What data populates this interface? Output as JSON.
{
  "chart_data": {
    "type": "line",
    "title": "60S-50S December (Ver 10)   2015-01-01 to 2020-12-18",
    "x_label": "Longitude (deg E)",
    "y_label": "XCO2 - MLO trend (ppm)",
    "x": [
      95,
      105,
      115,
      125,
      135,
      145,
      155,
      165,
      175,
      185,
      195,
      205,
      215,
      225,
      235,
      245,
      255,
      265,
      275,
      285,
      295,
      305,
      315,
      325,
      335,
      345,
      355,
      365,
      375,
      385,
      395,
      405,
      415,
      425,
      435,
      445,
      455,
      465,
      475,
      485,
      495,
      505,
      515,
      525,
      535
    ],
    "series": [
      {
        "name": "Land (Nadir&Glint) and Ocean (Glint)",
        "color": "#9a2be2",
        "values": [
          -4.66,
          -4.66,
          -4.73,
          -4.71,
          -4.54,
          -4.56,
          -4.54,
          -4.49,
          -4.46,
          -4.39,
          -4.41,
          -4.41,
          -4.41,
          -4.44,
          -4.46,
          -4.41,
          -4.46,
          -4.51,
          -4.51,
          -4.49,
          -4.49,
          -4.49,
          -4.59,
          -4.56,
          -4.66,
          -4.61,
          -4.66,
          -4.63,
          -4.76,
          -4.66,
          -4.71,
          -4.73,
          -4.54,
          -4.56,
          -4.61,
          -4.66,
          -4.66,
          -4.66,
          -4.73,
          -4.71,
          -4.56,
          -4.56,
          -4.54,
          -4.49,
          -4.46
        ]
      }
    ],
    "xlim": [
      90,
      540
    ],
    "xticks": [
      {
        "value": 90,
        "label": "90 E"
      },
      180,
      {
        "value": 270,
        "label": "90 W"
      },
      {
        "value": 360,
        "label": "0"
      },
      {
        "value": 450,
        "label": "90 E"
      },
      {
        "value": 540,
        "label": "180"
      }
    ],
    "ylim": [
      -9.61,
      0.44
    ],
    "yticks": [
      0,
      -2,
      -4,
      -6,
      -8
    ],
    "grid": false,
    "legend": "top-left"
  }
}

...

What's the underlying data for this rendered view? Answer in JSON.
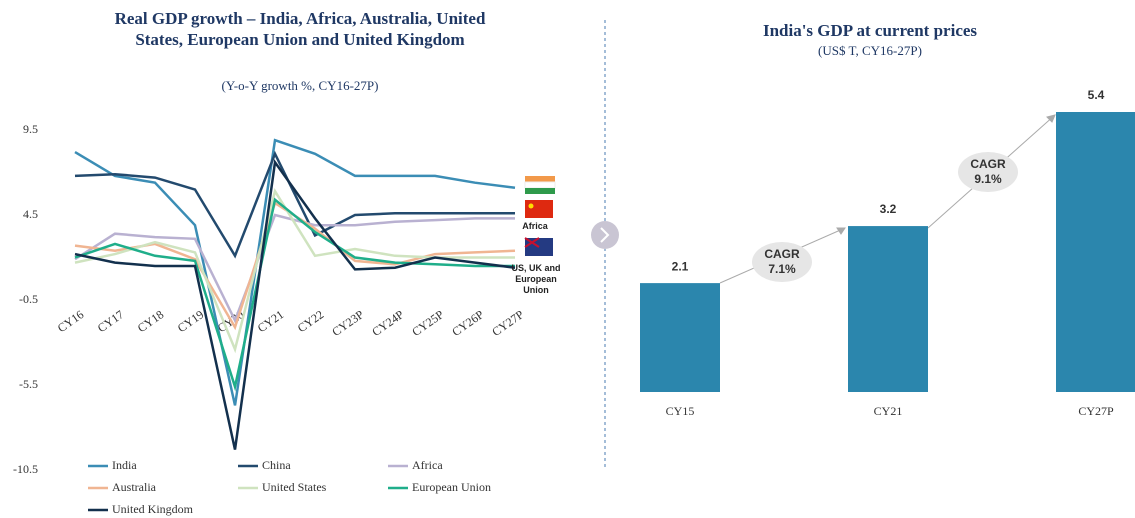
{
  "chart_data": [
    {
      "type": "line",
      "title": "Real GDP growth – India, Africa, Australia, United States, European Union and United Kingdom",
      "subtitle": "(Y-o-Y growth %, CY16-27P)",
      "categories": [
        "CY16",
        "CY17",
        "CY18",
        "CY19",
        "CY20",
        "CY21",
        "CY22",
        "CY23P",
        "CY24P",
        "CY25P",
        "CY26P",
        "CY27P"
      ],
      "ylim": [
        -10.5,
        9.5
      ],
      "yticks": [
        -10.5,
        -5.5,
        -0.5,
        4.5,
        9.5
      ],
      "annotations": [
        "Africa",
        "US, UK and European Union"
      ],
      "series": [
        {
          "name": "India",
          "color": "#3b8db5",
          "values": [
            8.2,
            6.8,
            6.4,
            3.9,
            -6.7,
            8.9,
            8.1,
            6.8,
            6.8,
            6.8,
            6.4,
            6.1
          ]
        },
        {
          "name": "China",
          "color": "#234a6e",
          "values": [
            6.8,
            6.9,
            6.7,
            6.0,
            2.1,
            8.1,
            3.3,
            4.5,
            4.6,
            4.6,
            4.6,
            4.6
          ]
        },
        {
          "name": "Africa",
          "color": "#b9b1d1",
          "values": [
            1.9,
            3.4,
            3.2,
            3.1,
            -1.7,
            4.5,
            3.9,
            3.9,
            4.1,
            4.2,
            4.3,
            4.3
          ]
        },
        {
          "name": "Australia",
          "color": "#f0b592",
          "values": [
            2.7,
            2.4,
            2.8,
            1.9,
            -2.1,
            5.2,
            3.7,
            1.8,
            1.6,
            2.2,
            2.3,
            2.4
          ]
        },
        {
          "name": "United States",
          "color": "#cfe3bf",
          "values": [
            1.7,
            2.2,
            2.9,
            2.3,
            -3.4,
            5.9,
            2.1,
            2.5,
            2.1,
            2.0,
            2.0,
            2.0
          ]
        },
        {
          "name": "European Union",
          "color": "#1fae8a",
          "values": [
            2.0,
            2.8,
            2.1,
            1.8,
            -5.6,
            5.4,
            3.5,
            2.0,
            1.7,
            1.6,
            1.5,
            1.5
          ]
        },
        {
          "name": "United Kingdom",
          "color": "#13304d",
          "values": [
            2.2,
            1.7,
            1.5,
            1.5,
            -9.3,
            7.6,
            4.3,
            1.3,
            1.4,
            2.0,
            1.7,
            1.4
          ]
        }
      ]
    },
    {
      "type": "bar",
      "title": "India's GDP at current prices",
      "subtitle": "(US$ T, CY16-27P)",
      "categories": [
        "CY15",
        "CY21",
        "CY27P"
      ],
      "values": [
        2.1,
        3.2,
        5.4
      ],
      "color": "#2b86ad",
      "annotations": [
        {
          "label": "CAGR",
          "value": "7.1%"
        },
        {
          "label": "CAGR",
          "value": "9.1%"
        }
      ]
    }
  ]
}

==

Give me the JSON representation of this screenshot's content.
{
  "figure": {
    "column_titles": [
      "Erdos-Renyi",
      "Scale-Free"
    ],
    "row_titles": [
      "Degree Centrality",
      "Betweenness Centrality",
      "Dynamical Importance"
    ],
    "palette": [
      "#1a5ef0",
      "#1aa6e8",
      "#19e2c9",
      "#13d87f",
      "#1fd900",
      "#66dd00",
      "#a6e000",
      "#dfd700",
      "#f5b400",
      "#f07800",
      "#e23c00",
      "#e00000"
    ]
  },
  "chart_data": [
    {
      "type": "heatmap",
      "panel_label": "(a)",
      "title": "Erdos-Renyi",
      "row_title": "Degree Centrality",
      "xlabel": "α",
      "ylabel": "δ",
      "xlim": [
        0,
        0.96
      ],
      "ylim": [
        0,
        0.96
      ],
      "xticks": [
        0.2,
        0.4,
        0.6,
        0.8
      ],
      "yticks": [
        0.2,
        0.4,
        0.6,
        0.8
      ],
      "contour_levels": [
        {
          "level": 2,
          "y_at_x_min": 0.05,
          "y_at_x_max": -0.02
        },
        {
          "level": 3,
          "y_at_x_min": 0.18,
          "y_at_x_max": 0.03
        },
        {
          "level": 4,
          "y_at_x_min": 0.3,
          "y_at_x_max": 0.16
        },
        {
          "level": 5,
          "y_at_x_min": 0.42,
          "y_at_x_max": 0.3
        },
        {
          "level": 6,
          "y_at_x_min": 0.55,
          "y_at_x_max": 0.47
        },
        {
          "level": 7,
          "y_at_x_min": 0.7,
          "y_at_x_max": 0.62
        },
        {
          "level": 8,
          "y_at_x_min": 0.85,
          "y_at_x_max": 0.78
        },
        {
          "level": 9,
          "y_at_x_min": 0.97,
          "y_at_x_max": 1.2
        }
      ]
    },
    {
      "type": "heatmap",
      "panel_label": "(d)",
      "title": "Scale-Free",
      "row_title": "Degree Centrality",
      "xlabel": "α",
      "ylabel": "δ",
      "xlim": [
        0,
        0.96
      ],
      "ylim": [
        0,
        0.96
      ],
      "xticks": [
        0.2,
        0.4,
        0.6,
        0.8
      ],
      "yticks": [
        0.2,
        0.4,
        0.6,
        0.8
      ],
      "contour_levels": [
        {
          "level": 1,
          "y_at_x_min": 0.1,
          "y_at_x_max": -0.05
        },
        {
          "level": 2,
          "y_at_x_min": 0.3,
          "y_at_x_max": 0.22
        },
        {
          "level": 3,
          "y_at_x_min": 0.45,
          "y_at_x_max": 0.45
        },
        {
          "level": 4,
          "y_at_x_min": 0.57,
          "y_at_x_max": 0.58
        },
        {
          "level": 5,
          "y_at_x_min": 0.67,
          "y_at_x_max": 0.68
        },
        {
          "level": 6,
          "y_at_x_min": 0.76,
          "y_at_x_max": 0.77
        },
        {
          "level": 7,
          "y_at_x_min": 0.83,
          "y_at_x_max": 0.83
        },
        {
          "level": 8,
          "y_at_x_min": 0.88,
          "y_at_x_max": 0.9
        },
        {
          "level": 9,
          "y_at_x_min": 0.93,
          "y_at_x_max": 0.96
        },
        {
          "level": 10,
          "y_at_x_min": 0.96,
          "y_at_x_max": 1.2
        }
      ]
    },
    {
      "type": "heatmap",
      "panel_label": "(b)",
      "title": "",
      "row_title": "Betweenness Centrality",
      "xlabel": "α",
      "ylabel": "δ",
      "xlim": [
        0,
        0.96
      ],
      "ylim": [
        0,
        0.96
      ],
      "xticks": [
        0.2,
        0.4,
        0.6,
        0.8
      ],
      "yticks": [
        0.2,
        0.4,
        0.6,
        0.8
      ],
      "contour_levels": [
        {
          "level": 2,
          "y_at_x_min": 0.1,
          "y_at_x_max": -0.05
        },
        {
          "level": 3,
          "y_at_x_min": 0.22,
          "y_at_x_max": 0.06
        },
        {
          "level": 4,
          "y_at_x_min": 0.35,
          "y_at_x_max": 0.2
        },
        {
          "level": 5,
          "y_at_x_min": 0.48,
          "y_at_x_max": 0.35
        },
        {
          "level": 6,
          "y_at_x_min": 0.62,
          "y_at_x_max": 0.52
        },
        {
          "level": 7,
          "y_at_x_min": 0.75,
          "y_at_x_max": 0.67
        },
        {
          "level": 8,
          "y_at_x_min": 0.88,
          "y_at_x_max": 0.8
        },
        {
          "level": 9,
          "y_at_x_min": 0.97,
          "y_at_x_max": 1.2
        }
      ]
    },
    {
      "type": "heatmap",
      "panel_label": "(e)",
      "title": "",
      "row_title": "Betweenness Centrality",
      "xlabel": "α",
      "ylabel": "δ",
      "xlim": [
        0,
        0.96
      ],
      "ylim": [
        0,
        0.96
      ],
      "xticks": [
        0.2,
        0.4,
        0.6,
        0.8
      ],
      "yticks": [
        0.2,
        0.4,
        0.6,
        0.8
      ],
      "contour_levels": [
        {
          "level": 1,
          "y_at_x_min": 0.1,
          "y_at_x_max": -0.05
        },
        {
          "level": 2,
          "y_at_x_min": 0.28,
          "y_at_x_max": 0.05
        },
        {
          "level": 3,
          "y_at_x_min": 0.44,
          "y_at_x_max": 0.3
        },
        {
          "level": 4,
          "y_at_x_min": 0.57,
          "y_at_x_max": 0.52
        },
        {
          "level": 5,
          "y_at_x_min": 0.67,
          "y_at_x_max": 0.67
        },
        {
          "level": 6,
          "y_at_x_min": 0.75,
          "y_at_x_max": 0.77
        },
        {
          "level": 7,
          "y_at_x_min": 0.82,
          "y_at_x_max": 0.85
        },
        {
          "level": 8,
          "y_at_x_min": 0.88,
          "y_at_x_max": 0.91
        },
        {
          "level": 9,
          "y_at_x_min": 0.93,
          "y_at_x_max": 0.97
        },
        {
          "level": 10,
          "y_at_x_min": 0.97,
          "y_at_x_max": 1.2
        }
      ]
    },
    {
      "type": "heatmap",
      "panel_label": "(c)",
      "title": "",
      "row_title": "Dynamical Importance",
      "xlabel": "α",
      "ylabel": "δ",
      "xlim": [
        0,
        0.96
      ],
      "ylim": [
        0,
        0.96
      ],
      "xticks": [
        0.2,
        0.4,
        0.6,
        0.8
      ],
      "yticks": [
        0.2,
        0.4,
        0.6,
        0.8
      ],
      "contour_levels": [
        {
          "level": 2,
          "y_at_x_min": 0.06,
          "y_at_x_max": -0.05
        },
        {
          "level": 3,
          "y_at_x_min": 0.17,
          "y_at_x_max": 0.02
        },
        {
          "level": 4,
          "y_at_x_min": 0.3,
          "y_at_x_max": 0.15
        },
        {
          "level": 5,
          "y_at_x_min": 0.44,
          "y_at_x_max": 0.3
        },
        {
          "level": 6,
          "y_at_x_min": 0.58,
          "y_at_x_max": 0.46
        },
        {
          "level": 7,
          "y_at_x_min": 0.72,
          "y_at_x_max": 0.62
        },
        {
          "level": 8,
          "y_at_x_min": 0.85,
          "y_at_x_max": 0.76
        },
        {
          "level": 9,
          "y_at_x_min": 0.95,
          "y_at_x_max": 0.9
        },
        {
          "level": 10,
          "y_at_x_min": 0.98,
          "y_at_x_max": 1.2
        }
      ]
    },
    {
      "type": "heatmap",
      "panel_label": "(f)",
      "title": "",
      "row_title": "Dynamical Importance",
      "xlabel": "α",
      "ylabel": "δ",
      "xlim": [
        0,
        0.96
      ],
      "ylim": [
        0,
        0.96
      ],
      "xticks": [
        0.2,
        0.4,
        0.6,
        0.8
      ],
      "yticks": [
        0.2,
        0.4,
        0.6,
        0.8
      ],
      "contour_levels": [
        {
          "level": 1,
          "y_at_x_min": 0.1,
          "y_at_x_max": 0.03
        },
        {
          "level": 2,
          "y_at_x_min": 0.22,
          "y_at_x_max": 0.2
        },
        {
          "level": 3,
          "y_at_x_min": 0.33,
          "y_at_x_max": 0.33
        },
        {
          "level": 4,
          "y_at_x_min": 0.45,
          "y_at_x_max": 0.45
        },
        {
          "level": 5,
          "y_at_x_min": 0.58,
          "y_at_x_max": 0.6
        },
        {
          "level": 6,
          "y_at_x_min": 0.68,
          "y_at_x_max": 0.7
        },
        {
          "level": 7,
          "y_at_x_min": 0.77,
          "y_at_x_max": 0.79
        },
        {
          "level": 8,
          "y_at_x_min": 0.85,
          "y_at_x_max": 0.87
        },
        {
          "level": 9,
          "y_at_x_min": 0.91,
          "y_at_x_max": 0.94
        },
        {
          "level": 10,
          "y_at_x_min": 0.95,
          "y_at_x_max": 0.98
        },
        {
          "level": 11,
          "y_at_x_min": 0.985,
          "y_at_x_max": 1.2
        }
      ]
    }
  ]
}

### Exercise directions
In the entries above, find lines with "States" and copy each.

### Response to the task
      "title": "Real GDP growth – India, Africa, Australia, United States, European Union and United Kingdom",
          "name": "United States",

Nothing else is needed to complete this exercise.